DESCRIPTION OF THE TASK:
Copy out each line in the material below that has the word "this".

Collected data entries:
** begin **

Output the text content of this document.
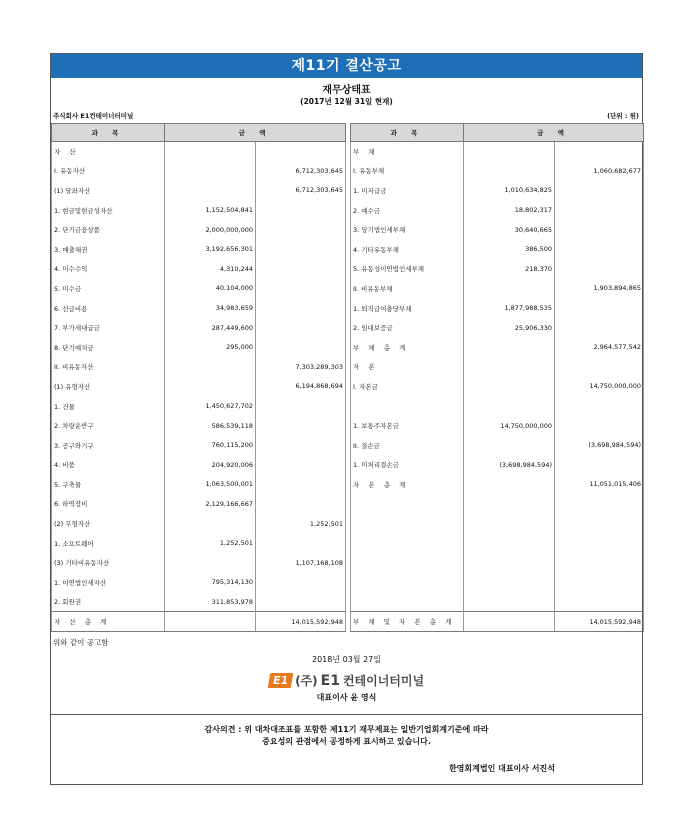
제11기 결산공고
재무상태표
(2017년 12월 31일 현재)
주식회사 E1컨테이너터미널	(단위 : 원)
과 목	금 액	
자 산		
I. 유동자산		6,712,303,645
(1) 당좌자산		6,712,303,645
1. 현금및현금성자산	1,152,504,841	
2. 단기금융상품	2,000,000,000	
3. 매출채권	3,192,656,301	
4. 미수수익	4,310,244	
5. 미수금	40,104,000	
6. 선급비용	34,983,659	
7. 부가세대급금	287,449,600	
8. 단기예치금	295,000	
II. 비유동자산		7,303,289,303
(1) 유형자산		6,194,868,694
1. 건물	1,450,627,702	
2. 차량운반구	586,539,118	
3. 공구와기구	760,115,200	
4. 비품	204,920,006	
5. 구축물	1,063,500,001	
6. 하역장비	2,129,166,667	
(2) 무형자산		1,252,501
1. 소프트웨어	1,252,501	
(3) 기타비유동자산		1,107,168,108
1. 이연법인세자산	795,314,130	
2. 회원권	311,853,978	
자 산 총 계		14,015,592,948
과 목	금 액	
부 채		
I. 유동부채		1,060,682,677
1. 미지급금	1,010,634,825	
2. 예수금	18,802,317	
3. 당기법인세부채	30,640,665	
4. 기타유동부채	386,500	
5. 유동성이연법인세부채	218,370	
II. 비유동부채		1,903,894,865
1. 퇴직급여충당부채	1,877,988,535	
2. 임대보증금	25,906,330	
부 채 총 계		2,964,577,542
자 본		
I. 자본금		14,750,000,000

1. 보통주자본금	14,750,000,000	
II. 결손금		(3,698,984,594)
1. 미처리결손금	(3,698,984,594)	
자 본 총 계		11,051,015,406

부 채 및 자 본 총 계		14,015,592,948
위와 같이 공고함
2018년 03월 27일
E1 (주) E1 컨테이너터미널
대표이사 윤 영식
감사의견 : 위 대차대조표를 포함한 제11기 재무제표는 일반기업회계기준에 따라
중요성의 관점에서 공정하게 표시하고 있습니다.
한영회계법인 대표이사 서진석
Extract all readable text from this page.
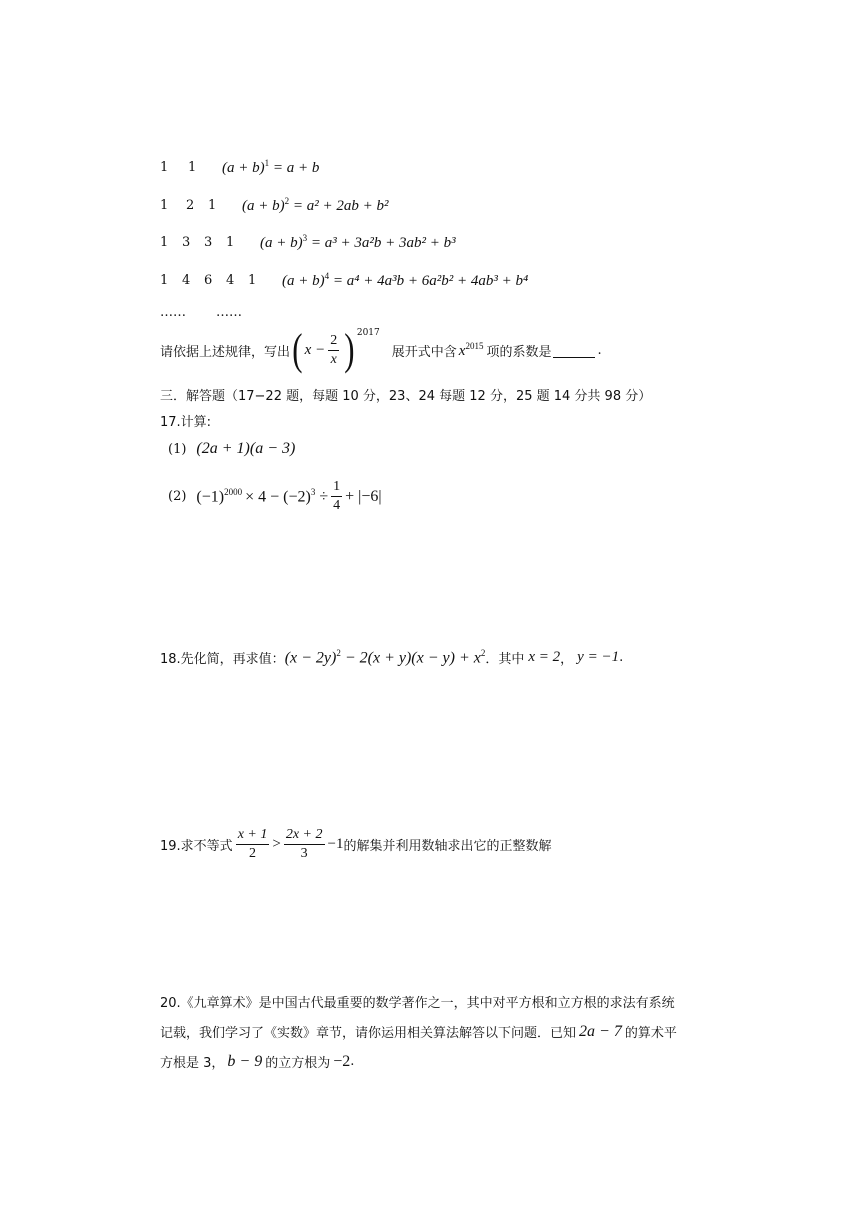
1	1	$(a + b)^1 = a + b$
1	2	1	$(a + b)^2 = a^2 + 2ab + b^2$
1	3	3	1	$(a + b)^3 = a^3 + 3a^2b + 3ab^2 + b^3$
1	4	6	4	1	$(a + b)^4 = a^4 + 4a^3b + 6a^2b^2 + 4ab^3 + b^4$
……	……
请依据上述规律，写出 ( $x - \frac{2}{x}$ ) 2017
展开式中含 $x^{2015}$ 项的系数是	.
三．解答题（17−22 题，每题 10 分，23、24 每题 12 分，25 题 14 分共 98 分）
17.计算:
(1) (2a + 1)(a − 3)
(2) $(-1)^{2000} \times 4 - (-2)^3 \div \frac{1}{4} + |-6|$
18.先化简，再求值： $(x - 2y)^2 - 2(x + y)(x - y) + x^2$ ．其中 x = 2 ， y = −1 .
19.求不等式 $\frac{x + 1}{2} > \frac{2x + 2}{3} -1$ 的解集并利用数轴求出它的正整数解
20.《九章算术》是中国古代最重要的数学著作之一，其中对平方根和立方根的求法有系统
记载，我们学习了《实数》章节，请你运用相关算法解答以下问题．已知 2a − 7 的算术平
方根是 3， b − 9 的立方根为 −2 .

** end **

RESPONSE:
Output the text content of this document.
Extract all readable text from this page.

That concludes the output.